### 出題:
次の1.〜3.が、粟津潔の本を紹介する文章の内容と合っているかを判定せよ。それぞれ「はい」か「いいえ」で答え、判断の決め手となる文章中の語句を一字一句そのまま引用すること。
1. 『粟津潔作品集 第2巻 ポスター』は講談社から1978年に発行された。
2. 『造型思考ノート』は講談社から発行された。
3. 『粟津潔作品集 第2巻 ポスター』は80年代以降のポスターに焦点を当てている。

粟津潔 といえば、初期のベン・シャーン調のイラストレーションや、指紋や地図を使ったポスター、色相関図のような手書きの縞模様など、今もなお強烈なインパクトを与え続けている、日本を代表するグラフィック・デザイナーの一人です。

そして同時に、デザインとは? というテーマを文章としても多く残している思考の人でもあります。僕自身も粟津潔の言葉には、何度も勇気をもらった経験があります。

本日はそんな粟津潔の残した足跡を辿る作品集、エッセイなどをご紹介します。



粟津潔作品集 第2巻 ポスター

粟津潔作品集 第2巻 ポスター

作品集 第2巻 ポスター

著者
粟津潔
出版社
講談社
発行年
1978年
戦後日本のグラフィックデザインを牽引したデザイナー/粟津潔の作品集。展覧会、演劇、文学座、そして映画、出版、カレンダーなど様々な目的のために制作されたポスター作品の数々を多数収録。
50〜70年代に手がけたポスターにフォーカスした、粟津潔のポスター作品集の第2巻。圧巻です。

初期のポスターは完全にベンシャーンの模倣といえるものも多いですが、そこから徐々に思考に基づく実験的手法を取り入れていきます。指紋や印鑑、活字の図像化、そして手書きの地図(地層?)。鮮やかな色を乗せる独特の手法は、本来図像が持っていた意味を一旦剥ぎ取り、見るものに委ねるという問題提起。

粟津潔は常に物事の見方を提示してくれます。


1960年代から70年代にかけて、商業演劇とは一線を画す実験的な舞台表現で時代の潮流を生み出した「アングラ演劇」。天井桟敷、状況劇場などの劇団の公演のためにデザイナーが腕を奮ったポスターのうち、傑作を100点選りすぐって掲載。
ジャパン・アヴァンギャルド
大判サイズで作品を見るならこちらもおすすめ。当時のデザイナーたちが腕を競ったポスターに圧倒されます。

造型思考ノート

造型思考ノート

造型思考ノート

著者
粟津潔
出版社
河出書房新社
発行年
1975年
グラフィックデザイナー・粟津潔著。白い紙、指紋、活字、書、亀、安陪定、映像論、分割...これら書物への観相を通して、作品誕生の瞬間を書き綴った造形思考ノート。
造形思考ノートというタイトルの通り、どこから読んでもグッときます。 僕も初めて読んだ時、冒頭の一文でもう心を掴まれました。

どこにも所属せず、定まった仕事もなく、自由にやっていくことはいいが、たえず不安である。
不安を打ち消そうとして、また表現することに向かう。

ボックス座標一覧

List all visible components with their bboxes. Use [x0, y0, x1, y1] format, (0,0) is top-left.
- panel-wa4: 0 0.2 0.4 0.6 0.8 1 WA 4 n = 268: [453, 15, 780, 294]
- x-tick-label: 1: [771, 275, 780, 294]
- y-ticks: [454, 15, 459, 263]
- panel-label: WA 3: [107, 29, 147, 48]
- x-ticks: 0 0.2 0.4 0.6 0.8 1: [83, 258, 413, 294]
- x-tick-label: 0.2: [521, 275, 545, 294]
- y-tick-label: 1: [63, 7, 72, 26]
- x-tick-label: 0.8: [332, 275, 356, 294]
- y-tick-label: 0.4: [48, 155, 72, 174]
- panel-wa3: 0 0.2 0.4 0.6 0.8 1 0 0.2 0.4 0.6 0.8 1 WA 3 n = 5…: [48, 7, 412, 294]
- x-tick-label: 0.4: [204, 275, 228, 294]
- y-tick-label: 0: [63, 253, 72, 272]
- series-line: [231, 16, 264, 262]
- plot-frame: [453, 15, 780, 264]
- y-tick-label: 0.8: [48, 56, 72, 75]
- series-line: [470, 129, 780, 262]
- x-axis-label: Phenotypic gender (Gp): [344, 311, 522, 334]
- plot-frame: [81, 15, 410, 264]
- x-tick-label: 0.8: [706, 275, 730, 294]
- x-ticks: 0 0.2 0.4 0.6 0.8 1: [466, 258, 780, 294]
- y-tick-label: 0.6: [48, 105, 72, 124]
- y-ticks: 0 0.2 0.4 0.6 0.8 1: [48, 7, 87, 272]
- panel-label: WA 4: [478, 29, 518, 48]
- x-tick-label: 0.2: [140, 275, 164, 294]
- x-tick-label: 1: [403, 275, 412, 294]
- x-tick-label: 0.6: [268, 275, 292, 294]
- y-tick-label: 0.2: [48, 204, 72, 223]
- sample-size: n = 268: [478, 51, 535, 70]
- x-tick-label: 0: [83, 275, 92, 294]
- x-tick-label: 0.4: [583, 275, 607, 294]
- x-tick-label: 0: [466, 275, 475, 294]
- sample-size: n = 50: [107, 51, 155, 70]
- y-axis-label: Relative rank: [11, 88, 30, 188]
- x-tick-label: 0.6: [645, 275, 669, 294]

### 解答:
1. はい。「講談社」「1978年」
2. いいえ。「河出書房新社」
3. いいえ。「50〜70年代に手がけたポスターにフォーカスした」